═════ Records for the exercise ═════

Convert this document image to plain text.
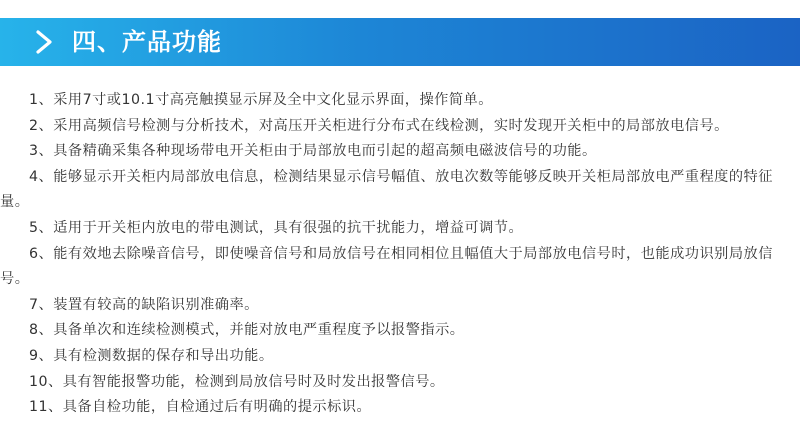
四、产品功能

1、采用7寸或10.1寸高亮触摸显示屏及全中文化显示界面，操作简单。

2、采用高频信号检测与分析技术，对高压开关柜进行分布式在线检测，实时发现开关柜中的局部放电信号。

3、具备精确采集各种现场带电开关柜由于局部放电而引起的超高频电磁波信号的功能。

4、能够显示开关柜内局部放电信息，检测结果显示信号幅值、放电次数等能够反映开关柜局部放电严重程度的特征量。

5、适用于开关柜内放电的带电测试，具有很强的抗干扰能力，增益可调节。

6、能有效地去除噪音信号，即使噪音信号和局放信号在相同相位且幅值大于局部放电信号时，也能成功识别局放信号。

7、装置有较高的缺陷识别准确率。

8、具备单次和连续检测模式，并能对放电严重程度予以报警指示。

9、具有检测数据的保存和导出功能。

10、具有智能报警功能，检测到局放信号时及时发出报警信号。

11、具备自检功能，自检通过后有明确的提示标识。
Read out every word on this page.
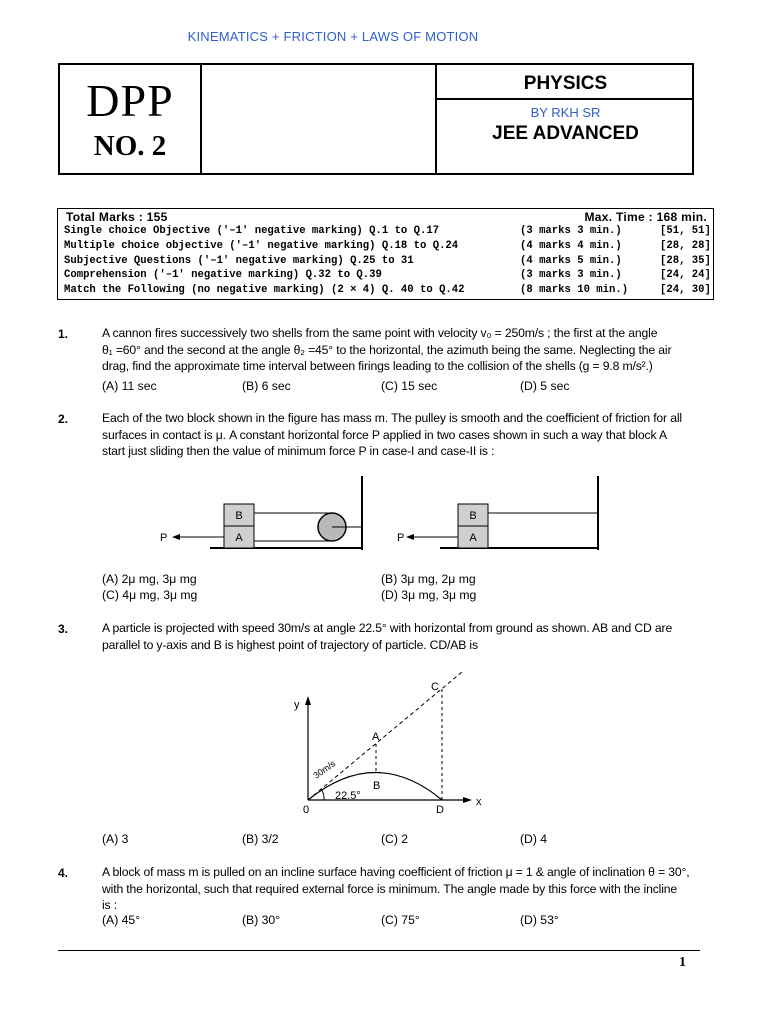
KINEMATICS + FRICTION + LAWS OF MOTION
DPP
NO. 2
PHYSICS
BY RKH SR
JEE ADVANCED
Total Marks : 155	Max. Time : 168 min.
Single choice Objective ('–1' negative marking) Q.1 to Q.17	(3 marks 3 min.)	[51, 51]
Multiple choice objective ('–1' negative marking) Q.18 to Q.24	(4 marks 4 min.)	[28, 28]
Subjective Questions ('–1' negative marking) Q.25 to 31	(4 marks 5 min.)	[28, 35]
Comprehension ('–1' negative marking) Q.32 to Q.39	(3 marks 3 min.)	[24, 24]
Match the Following (no negative marking) (2 × 4) Q. 40 to Q.42	(8 marks 10 min.)	[24, 30]
1.	A cannon fires successively two shells from the same point with velocity v₀ = 250m/s ; the first at the angle
θ₁ =60° and the second at the angle θ₂ =45° to the horizontal, the azimuth being the same. Neglecting the air
drag, find the approximate time interval between firings leading to the collision of the shells (g = 9.8 m/s².)
(A) 11 sec	(B) 6 sec	(C) 15 sec	(D) 5 sec
2.	Each of the two block shown in the figure has mass m. The pulley is smooth and the coefficient of friction for all
surfaces in contact is μ. A constant horizontal force P applied in two cases shown in such a way that block A
start just sliding then the value of minimum force P in case-I and case-II is :
B
A
P
B
A
P
(A) 2μ mg, 3μ mg	(B) 3μ mg, 2μ mg
(C) 4μ mg, 3μ mg	(D) 3μ mg, 3μ mg
3.	A particle is projected with speed 30m/s at angle 22.5° with horizontal from ground as shown. AB and CD are
parallel to y-axis and B is highest point of trajectory of particle. CD/AB is
y
x
0
A
B
C
D
22.5°
30m/s
(A) 3	(B) 3/2	(C) 2	(D) 4
4.	A block of mass m is pulled on an incline surface having coefficient of friction μ = 1 & angle of inclination θ = 30°,
with the horizontal, such that required external force is minimum. The angle made by this force with the incline
is :
(A) 45°	(B) 30°	(C) 75°	(D) 53°
1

═════

Your task
All preceding records should be duplicated verbatim, images excepted.

Correct response
Convert this document image to plain text.
四、产品功能

1、采用7寸或10.1寸高亮触摸显示屏及全中文化显示界面，操作简单。

2、采用高频信号检测与分析技术，对高压开关柜进行分布式在线检测，实时发现开关柜中的局部放电信号。

3、具备精确采集各种现场带电开关柜由于局部放电而引起的超高频电磁波信号的功能。

4、能够显示开关柜内局部放电信息，检测结果显示信号幅值、放电次数等能够反映开关柜局部放电严重程度的特征量。

5、适用于开关柜内放电的带电测试，具有很强的抗干扰能力，增益可调节。

6、能有效地去除噪音信号，即使噪音信号和局放信号在相同相位且幅值大于局部放电信号时，也能成功识别局放信号。

7、装置有较高的缺陷识别准确率。

8、具备单次和连续检测模式，并能对放电严重程度予以报警指示。

9、具有检测数据的保存和导出功能。

10、具有智能报警功能，检测到局放信号时及时发出报警信号。

11、具备自检功能，自检通过后有明确的提示标识。
Read out every word on this page.
KINEMATICS + FRICTION + LAWS OF MOTION
DPP
NO. 2
PHYSICS
BY RKH SR
JEE ADVANCED
Total Marks : 155	Max. Time : 168 min.
Single choice Objective ('–1' negative marking) Q.1 to Q.17	(3 marks 3 min.)	[51, 51]
Multiple choice objective ('–1' negative marking) Q.18 to Q.24	(4 marks 4 min.)	[28, 28]
Subjective Questions ('–1' negative marking) Q.25 to 31	(4 marks 5 min.)	[28, 35]
Comprehension ('–1' negative marking) Q.32 to Q.39	(3 marks 3 min.)	[24, 24]
Match the Following (no negative marking) (2 × 4) Q. 40 to Q.42	(8 marks 10 min.)	[24, 30]
1.	A cannon fires successively two shells from the same point with velocity v₀ = 250m/s ; the first at the angle
θ₁ =60° and the second at the angle θ₂ =45° to the horizontal, the azimuth being the same. Neglecting the air
drag, find the approximate time interval between firings leading to the collision of the shells (g = 9.8 m/s².)
(A) 11 sec	(B) 6 sec	(C) 15 sec	(D) 5 sec
2.	Each of the two block shown in the figure has mass m. The pulley is smooth and the coefficient of friction for all
surfaces in contact is μ. A constant horizontal force P applied in two cases shown in such a way that block A
start just sliding then the value of minimum force P in case-I and case-II is :
B
A
P
B
A
P
(A) 2μ mg, 3μ mg	(B) 3μ mg, 2μ mg
(C) 4μ mg, 3μ mg	(D) 3μ mg, 3μ mg
3.	A particle is projected with speed 30m/s at angle 22.5° with horizontal from ground as shown. AB and CD are
parallel to y-axis and B is highest point of trajectory of particle. CD/AB is
y
x
0
A
B
C
D
22.5°
30m/s
(A) 3	(B) 3/2	(C) 2	(D) 4
4.	A block of mass m is pulled on an incline surface having coefficient of friction μ = 1 & angle of inclination θ = 30°,
with the horizontal, such that required external force is minimum. The angle made by this force with the incline
is :
(A) 45°	(B) 30°	(C) 75°	(D) 53°
1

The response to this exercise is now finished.